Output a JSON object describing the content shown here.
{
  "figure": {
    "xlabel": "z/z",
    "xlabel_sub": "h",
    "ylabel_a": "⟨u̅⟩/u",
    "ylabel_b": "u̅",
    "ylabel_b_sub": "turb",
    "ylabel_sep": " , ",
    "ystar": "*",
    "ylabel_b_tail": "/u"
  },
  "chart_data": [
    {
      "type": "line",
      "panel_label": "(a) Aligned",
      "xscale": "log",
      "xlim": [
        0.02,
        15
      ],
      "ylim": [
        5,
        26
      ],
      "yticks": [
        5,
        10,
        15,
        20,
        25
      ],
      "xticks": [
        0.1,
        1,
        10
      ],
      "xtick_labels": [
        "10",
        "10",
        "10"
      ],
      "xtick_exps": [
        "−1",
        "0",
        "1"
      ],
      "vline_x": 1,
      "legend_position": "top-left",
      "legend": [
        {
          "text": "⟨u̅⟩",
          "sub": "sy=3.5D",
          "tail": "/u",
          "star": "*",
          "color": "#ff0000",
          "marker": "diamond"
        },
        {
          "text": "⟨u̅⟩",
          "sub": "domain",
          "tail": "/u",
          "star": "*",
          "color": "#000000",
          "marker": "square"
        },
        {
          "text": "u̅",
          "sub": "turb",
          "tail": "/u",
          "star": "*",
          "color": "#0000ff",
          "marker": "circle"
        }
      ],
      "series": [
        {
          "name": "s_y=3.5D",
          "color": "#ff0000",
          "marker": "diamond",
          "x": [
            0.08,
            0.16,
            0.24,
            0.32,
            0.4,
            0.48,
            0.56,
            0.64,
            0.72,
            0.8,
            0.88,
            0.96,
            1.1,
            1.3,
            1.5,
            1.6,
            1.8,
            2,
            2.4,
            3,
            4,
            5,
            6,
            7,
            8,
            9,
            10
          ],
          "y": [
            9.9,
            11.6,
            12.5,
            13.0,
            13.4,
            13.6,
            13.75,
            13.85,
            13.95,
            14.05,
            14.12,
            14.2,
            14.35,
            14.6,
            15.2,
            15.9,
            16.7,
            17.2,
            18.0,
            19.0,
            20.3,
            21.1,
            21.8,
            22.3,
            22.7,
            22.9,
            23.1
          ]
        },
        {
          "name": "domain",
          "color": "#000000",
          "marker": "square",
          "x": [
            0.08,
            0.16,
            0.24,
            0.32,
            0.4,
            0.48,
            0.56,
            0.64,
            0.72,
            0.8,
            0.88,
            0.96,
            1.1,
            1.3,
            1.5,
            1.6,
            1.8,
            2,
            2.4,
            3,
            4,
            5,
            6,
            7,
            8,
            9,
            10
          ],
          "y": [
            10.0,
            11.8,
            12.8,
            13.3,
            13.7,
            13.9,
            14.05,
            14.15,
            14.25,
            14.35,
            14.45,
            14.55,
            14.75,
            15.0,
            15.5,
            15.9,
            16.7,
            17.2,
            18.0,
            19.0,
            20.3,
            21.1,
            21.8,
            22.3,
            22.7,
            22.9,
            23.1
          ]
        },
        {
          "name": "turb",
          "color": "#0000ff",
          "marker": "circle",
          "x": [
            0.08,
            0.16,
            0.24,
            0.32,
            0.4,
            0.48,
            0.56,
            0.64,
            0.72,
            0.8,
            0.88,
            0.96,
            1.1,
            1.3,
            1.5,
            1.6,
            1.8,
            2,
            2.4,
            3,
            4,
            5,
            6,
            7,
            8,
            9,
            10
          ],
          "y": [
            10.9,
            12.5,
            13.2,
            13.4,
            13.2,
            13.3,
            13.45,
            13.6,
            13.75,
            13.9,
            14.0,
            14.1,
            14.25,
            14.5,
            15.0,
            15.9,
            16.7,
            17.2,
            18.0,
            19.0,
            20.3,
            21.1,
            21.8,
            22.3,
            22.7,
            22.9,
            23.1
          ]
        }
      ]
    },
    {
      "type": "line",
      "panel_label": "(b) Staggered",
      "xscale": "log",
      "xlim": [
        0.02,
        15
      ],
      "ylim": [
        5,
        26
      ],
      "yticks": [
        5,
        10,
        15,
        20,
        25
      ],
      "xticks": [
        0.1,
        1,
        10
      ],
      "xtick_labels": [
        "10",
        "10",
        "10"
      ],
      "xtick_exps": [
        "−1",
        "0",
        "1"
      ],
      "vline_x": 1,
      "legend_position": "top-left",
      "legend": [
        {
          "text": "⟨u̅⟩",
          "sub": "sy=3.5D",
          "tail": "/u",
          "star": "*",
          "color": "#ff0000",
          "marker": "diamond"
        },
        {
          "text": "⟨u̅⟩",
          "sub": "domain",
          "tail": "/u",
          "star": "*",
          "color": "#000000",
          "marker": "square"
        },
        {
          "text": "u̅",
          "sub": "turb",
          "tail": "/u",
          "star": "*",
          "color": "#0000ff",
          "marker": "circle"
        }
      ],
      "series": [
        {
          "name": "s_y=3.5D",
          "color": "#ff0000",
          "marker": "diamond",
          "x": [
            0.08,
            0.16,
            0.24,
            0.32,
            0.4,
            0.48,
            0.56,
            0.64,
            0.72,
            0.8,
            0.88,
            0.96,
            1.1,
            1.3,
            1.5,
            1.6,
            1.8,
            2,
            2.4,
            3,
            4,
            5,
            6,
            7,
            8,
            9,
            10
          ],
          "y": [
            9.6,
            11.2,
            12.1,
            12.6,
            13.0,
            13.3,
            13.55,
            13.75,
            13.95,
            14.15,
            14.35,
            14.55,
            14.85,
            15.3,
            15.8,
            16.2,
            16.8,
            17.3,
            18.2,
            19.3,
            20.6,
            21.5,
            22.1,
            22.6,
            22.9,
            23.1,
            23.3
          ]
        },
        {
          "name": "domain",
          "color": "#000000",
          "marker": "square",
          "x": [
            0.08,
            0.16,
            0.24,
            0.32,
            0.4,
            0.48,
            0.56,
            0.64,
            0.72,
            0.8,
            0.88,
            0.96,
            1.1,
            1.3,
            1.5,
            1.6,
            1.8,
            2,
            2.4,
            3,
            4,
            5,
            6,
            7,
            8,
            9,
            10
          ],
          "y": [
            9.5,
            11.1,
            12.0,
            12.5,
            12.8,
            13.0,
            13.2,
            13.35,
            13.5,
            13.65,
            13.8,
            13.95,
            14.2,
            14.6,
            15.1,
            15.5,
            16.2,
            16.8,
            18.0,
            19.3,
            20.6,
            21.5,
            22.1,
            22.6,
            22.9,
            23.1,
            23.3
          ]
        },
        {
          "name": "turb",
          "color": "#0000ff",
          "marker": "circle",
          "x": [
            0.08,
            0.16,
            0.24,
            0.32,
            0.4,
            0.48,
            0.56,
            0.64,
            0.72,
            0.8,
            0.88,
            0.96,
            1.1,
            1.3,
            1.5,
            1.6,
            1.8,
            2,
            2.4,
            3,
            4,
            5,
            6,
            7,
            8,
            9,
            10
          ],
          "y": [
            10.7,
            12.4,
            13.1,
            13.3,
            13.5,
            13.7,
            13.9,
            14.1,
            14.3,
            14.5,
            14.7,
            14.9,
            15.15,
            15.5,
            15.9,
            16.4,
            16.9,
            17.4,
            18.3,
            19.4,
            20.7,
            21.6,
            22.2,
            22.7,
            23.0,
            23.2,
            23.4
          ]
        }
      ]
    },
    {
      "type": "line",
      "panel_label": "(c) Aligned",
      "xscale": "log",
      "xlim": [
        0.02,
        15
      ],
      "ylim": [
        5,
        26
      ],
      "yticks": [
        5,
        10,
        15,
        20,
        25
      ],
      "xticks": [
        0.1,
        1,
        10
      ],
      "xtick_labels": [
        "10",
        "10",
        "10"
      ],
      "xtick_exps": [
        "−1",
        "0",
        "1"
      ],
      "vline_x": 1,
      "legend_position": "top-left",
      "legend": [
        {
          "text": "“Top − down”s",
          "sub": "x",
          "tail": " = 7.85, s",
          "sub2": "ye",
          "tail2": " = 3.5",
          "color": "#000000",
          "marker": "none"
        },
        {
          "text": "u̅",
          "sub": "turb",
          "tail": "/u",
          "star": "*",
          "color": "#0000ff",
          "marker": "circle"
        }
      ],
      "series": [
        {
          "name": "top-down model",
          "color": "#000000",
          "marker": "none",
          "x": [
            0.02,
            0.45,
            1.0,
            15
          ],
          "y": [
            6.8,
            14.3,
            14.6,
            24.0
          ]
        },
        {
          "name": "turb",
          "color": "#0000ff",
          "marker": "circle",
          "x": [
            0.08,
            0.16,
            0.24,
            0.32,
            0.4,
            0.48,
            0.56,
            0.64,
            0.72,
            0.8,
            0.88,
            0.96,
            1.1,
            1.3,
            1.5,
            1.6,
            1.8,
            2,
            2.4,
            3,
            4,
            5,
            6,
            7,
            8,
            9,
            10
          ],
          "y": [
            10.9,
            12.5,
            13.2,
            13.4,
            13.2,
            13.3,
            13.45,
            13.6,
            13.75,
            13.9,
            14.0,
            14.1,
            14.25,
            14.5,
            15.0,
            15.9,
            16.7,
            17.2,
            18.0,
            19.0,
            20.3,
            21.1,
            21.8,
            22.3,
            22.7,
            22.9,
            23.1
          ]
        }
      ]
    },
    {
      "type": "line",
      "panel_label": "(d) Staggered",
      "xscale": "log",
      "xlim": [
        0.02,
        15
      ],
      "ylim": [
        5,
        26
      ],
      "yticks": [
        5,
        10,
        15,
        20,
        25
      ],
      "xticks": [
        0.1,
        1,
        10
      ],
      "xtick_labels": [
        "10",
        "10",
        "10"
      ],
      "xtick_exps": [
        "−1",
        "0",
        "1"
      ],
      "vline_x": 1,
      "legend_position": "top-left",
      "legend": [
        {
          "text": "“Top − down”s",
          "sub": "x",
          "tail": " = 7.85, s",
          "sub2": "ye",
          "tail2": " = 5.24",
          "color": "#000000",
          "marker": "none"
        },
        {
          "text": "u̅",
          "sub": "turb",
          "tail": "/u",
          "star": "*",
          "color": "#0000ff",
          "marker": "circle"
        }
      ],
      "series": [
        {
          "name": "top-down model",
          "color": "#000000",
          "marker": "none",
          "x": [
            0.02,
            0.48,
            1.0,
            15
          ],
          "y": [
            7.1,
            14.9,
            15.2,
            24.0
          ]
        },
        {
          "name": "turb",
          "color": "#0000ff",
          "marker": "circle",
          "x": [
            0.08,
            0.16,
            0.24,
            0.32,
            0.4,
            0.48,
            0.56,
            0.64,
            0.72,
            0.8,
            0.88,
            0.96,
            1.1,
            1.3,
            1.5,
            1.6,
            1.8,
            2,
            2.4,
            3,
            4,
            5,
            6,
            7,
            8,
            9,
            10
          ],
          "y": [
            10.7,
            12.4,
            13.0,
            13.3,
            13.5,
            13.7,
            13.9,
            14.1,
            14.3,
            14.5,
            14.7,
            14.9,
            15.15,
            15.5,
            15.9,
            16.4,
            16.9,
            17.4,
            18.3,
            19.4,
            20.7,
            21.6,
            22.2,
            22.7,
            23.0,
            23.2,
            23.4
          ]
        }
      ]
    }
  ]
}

#### What this task involves:
List every line from the entries above in which "Staggered" appears.

#### Reply to the exercise:
      "panel_label": "(b) Staggered",
      "panel_label": "(d) Staggered",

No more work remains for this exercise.